> _WHAT THE TASK REQUIRES_: Note each line where "courses" appears, and copy it.

> _INFORMATION GIVEN_:

◆ ◆ ◆

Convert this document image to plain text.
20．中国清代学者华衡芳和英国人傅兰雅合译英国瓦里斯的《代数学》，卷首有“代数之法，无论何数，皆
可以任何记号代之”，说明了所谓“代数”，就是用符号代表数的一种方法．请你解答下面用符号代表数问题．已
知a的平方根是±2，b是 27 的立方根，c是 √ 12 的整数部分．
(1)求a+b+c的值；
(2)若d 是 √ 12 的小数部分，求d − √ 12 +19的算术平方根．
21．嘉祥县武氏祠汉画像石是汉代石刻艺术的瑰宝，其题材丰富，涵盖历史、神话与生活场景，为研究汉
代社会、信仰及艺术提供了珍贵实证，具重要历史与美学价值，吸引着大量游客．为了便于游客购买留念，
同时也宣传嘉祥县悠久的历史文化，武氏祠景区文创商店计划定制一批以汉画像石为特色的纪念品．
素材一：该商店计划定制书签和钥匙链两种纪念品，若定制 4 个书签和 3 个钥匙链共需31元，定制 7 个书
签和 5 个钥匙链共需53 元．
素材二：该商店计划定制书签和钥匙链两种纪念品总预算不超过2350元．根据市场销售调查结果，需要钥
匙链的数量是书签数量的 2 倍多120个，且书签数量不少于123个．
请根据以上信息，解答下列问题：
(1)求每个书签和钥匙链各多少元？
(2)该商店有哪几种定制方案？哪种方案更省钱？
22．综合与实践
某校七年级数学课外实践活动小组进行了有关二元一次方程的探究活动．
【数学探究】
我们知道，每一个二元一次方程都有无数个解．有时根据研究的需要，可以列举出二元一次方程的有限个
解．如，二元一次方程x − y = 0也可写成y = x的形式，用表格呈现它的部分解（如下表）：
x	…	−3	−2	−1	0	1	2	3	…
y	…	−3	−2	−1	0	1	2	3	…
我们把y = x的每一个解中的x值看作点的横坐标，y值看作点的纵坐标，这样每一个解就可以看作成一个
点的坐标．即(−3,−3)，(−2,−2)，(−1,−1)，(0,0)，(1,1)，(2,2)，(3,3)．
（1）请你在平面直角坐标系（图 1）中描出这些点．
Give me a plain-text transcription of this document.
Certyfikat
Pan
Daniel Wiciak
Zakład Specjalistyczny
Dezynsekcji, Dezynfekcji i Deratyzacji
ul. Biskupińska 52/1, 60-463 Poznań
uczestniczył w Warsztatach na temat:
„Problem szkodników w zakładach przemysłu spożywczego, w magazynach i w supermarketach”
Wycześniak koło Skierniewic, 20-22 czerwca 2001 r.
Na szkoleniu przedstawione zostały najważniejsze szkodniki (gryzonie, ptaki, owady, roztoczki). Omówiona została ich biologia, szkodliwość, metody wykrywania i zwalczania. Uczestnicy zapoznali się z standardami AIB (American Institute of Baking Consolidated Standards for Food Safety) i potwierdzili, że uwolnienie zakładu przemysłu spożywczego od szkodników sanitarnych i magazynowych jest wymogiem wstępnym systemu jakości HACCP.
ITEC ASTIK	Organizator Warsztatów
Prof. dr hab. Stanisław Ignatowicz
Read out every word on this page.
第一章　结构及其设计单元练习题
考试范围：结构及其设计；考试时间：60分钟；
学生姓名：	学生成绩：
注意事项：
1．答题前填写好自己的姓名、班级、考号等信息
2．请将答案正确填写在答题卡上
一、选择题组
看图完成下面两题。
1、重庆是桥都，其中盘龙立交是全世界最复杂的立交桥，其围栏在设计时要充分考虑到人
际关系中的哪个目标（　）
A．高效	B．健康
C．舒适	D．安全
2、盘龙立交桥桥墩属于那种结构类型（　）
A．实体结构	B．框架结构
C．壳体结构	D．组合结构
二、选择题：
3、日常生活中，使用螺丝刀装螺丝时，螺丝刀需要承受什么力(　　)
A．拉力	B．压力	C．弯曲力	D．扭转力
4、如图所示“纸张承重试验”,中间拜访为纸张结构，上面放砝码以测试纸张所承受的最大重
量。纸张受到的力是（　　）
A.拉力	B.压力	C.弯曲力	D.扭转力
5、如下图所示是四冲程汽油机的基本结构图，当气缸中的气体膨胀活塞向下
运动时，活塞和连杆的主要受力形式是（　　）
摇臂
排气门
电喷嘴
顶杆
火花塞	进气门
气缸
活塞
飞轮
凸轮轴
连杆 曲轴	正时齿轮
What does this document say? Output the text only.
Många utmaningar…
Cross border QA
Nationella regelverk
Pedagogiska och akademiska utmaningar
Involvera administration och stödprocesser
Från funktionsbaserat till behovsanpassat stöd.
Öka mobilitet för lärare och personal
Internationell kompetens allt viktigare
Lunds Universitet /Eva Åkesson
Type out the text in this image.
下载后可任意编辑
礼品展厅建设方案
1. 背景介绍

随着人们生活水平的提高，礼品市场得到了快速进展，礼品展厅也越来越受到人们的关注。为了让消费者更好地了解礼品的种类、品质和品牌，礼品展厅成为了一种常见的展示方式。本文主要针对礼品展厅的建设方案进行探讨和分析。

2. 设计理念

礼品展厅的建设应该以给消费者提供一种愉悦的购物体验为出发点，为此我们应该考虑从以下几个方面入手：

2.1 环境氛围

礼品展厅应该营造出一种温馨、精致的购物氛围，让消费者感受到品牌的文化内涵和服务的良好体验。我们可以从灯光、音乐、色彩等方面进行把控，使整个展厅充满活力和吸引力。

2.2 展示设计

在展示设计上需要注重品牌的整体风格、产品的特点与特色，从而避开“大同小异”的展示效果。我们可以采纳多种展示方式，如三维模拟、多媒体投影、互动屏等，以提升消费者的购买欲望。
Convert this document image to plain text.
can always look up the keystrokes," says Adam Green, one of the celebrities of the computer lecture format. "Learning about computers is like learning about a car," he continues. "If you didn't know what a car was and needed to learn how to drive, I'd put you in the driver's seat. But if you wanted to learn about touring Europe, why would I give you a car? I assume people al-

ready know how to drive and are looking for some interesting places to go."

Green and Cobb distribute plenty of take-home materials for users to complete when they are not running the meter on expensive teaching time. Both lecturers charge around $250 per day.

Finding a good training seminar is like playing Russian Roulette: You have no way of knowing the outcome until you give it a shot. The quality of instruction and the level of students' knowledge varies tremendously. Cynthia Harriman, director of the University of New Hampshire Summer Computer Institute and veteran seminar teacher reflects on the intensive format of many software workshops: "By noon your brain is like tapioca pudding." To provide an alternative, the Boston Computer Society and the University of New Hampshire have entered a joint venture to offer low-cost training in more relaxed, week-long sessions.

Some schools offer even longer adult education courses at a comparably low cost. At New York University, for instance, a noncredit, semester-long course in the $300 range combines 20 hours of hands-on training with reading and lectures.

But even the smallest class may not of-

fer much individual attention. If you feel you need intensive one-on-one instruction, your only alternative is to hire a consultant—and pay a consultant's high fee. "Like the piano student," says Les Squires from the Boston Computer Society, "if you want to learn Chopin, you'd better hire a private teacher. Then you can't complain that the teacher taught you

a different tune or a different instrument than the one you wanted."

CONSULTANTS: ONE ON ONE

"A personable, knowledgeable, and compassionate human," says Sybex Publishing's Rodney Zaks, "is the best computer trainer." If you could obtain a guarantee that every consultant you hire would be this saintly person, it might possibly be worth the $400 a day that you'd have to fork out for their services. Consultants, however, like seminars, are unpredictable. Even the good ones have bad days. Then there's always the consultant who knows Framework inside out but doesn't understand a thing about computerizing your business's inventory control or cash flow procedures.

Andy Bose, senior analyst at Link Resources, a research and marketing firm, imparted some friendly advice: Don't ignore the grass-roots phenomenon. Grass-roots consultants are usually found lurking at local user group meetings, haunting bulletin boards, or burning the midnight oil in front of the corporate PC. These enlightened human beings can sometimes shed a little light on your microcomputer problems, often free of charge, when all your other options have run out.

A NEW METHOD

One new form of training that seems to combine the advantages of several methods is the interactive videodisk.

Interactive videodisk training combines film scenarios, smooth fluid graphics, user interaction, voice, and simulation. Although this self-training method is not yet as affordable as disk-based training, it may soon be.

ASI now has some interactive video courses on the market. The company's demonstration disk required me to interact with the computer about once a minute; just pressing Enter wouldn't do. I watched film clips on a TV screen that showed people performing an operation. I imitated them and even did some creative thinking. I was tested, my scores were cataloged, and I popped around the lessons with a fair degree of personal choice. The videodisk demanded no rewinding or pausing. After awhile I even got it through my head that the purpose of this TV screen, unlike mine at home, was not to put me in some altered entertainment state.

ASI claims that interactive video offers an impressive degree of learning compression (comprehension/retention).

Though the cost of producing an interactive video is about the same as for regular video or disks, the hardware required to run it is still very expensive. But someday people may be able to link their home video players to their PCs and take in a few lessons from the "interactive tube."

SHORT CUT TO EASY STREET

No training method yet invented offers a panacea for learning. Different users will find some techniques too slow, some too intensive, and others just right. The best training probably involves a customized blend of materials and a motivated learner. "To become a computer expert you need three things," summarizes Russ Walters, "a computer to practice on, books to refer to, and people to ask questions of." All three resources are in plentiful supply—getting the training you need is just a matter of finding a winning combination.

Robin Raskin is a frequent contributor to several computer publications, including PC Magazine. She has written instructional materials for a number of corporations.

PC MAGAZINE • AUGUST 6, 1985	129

◆ ◆ ◆

> _OUTPUT FOR THIS TASK_:
Some schools offer even longer adult education courses at a comparably low cost. At New York University, for instance, a noncredit, semester-long course in the $300 range combines 20 hours of hands-on training with reading and lectures.
ASI now has some interactive video courses on the market. The company's demonstration disk required me to interact with the computer about once a minute; just pressing Enter wouldn't do. I watched film clips on a TV screen that showed people performing an operation. I imitated them and even did some creative thinking. I was tested, my scores were cataloged, and I popped around the lessons with a fair degree of personal choice. The videodisk demanded no rewinding or pausing. After awhile I even got it through my head that the purpose of this TV screen, unlike mine at home, was not to put me in some altered entertainment state.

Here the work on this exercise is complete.